**Exercise**
Would you extract the whole listing below and retype it exactly?

Collected data:
◇ ◇ ◇ ◇
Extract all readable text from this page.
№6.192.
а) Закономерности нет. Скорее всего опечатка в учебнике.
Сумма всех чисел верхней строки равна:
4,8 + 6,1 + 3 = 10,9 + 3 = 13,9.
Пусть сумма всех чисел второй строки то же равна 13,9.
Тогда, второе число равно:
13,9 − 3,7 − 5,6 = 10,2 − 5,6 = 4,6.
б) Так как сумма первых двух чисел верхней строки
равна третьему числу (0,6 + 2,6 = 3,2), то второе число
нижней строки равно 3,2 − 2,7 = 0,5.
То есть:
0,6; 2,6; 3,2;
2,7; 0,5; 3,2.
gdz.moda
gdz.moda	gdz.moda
◇ ◇ ◇ ◇
**Task solution**
Extract all readable text from this page.
№6.192.
а) Закономерности нет. Скорее всего опечатка в учебнике.
Сумма всех чисел верхней строки равна:
4,8 + 6,1 + 3 = 10,9 + 3 = 13,9.
Пусть сумма всех чисел второй строки то же равна 13,9.
Тогда, второе число равно:
13,9 − 3,7 − 5,6 = 10,2 − 5,6 = 4,6.
б) Так как сумма первых двух чисел верхней строки
равна третьему числу (0,6 + 2,6 = 3,2), то второе число
нижней строки равно 3,2 − 2,7 = 0,5.
То есть:
0,6; 2,6; 3,2;
2,7; 0,5; 3,2.
gdz.moda
gdz.moda	gdz.moda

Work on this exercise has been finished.